Figure out how many lines of the material below contain the word "поле". Answer with the number only.

(Dataset items)
— Begin —

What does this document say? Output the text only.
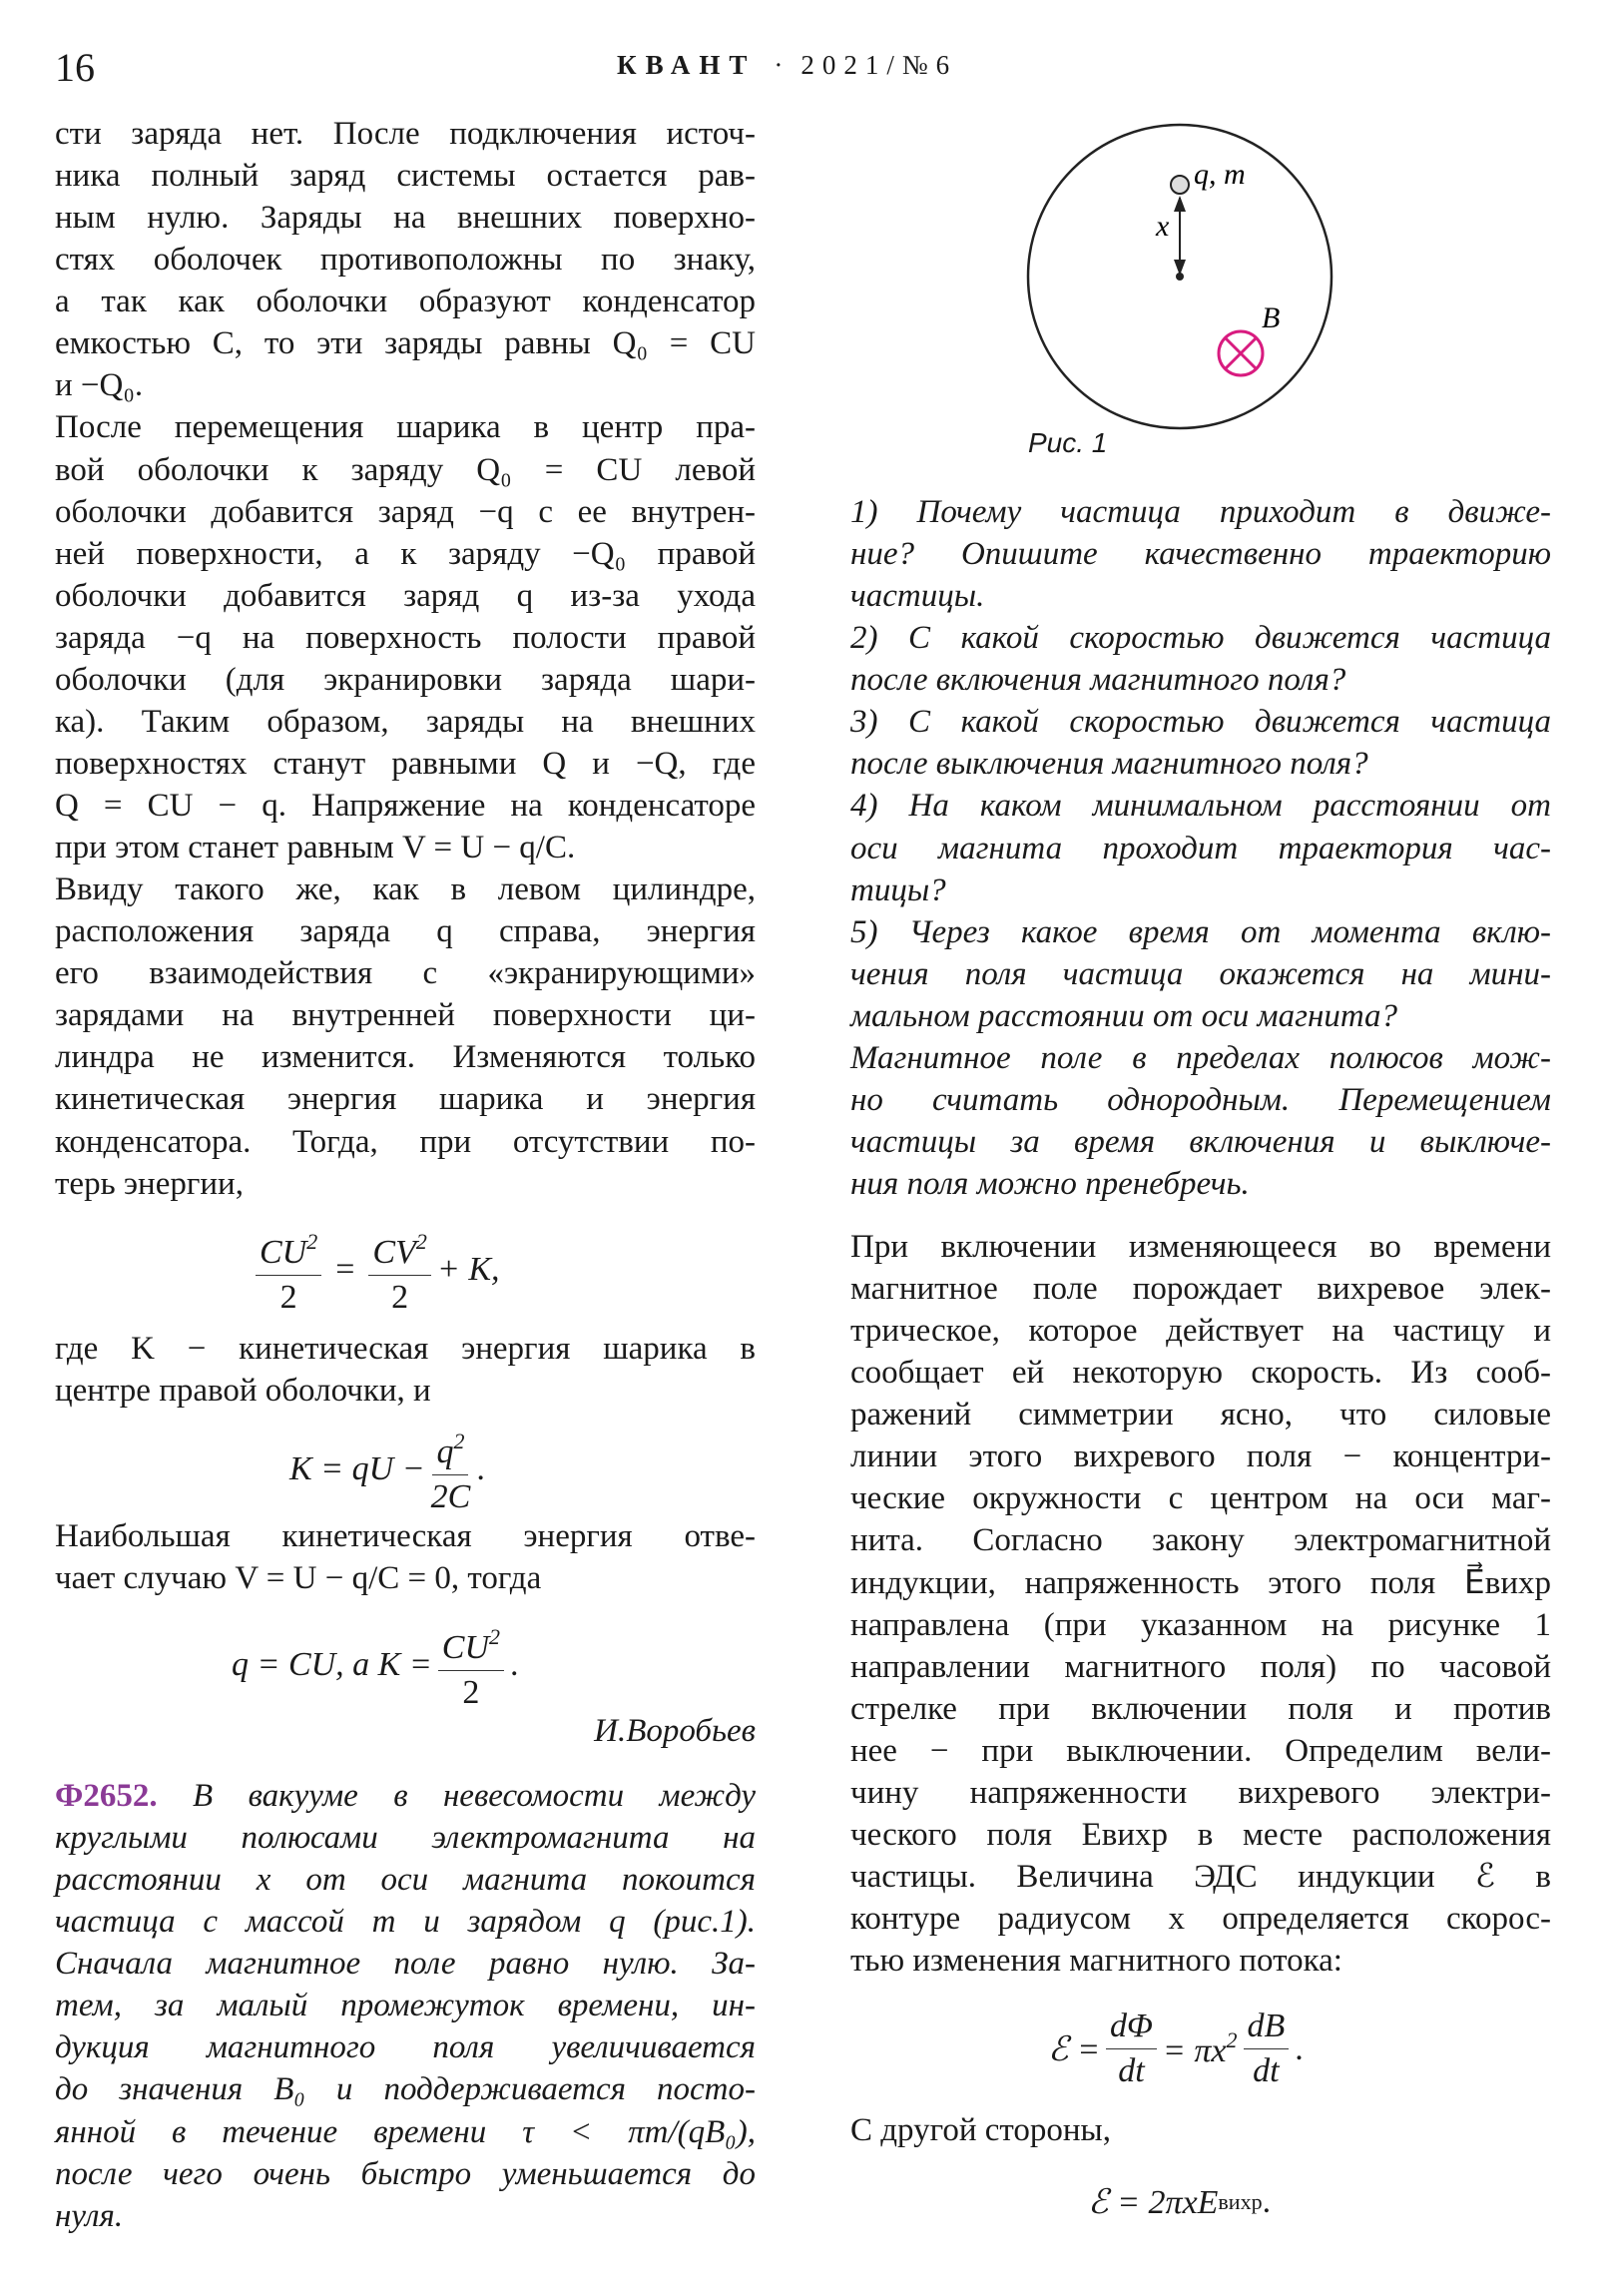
16	КВАНТ · 2021/№6
сти заряда нет. После подключения источ-
ника полный заряд системы остается рав-
ным нулю. Заряды на внешних поверхно-
стях оболочек противоположны по знаку,
а так как оболочки образуют конденсатор
емкостью C, то эти заряды равны Q₀ = CU
и −Q₀.
После перемещения шарика в центр пра-
вой оболочки к заряду Q₀ = CU левой
оболочки добавится заряд −q с ее внутрен-
ней поверхности, а к заряду −Q₀ правой
оболочки добавится заряд q из-за ухода
заряда −q на поверхность полости правой
оболочки (для экранировки заряда шари-
ка). Таким образом, заряды на внешних
поверхностях станут равными Q и −Q, где
Q = CU − q. Напряжение на конденсаторе
при этом станет равным V = U − q/C.
Ввиду такого же, как в левом цилиндре,
расположения заряда q справа, энергия
его взаимодействия с «экранирующими»
зарядами на внутренней поверхности ци-
линдра не изменится. Изменяются только
кинетическая энергия шарика и энергия
конденсатора. Тогда, при отсутствии по-
терь энергии,
$\frac{CU^2}{2} = \frac{CV^2}{2} + K$,
где K − кинетическая энергия шарика в
центре правой оболочки, и
K = qU − $\frac{q^2}{2C}$ .
Наибольшая кинетическая энергия отве-
чает случаю V = U − q/C = 0, тогда
q = CU, а $K = \frac{CU^2}{2}$ .
И.Воробьев
Ф2652. В вакууме в невесомости между
круглыми полюсами электромагнита на
расстоянии x от оси магнита покоится
частица с массой m и зарядом q (рис.1).
Сначала магнитное поле равно нулю. За-
тем, за малый промежуток времени, ин-
дукция магнитного поля увеличивается
до значения B₀ и поддерживается посто-
янной в течение времени τ < πm/(qB₀),
после чего очень быстро уменьшается до
нуля.
q, m
x
B
Рис. 1
1) Почему частица приходит в движе-
ние? Опишите качественно траекторию
частицы.
2) С какой скоростью движется частица
после включения магнитного поля?
3) С какой скоростью движется частица
после выключения магнитного поля?
4) На каком минимальном расстоянии от
оси магнита проходит траектория час-
тицы?
5) Через какое время от момента вклю-
чения поля частица окажется на мини-
мальном расстоянии от оси магнита?
Магнитное поле в пределах полюсов мож-
но считать однородным. Перемещением
частицы за время включения и выключе-
ния поля можно пренебречь.
При включении изменяющееся во времени
магнитное поле порождает вихревое элек-
трическое, которое действует на частицу и
сообщает ей некоторую скорость. Из сооб-
ражений симметрии ясно, что силовые
линии этого вихревого поля − концентри-
ческие окружности с центром на оси маг-
нита. Согласно закону электромагнитной
индукции, напряженность этого поля E⃗вихр
направлена (при указанном на рисунке 1
направлении магнитного поля) по часовой
стрелке при включении поля и против
нее − при выключении. Определим вели-
чину напряженности вихревого электри-
ческого поля Eвихр в месте расположения
частицы. Величина ЭДС индукции ℰ в
контуре радиусом x определяется скорос-
тью изменения магнитного потока:
ℰ = $\frac{d\Phi}{dt} = \pi x^2 \frac{dB}{dt}$ .
С другой стороны,
ℰ = 2πxE вихр .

— End —

▶ [FINAL RESULT]
3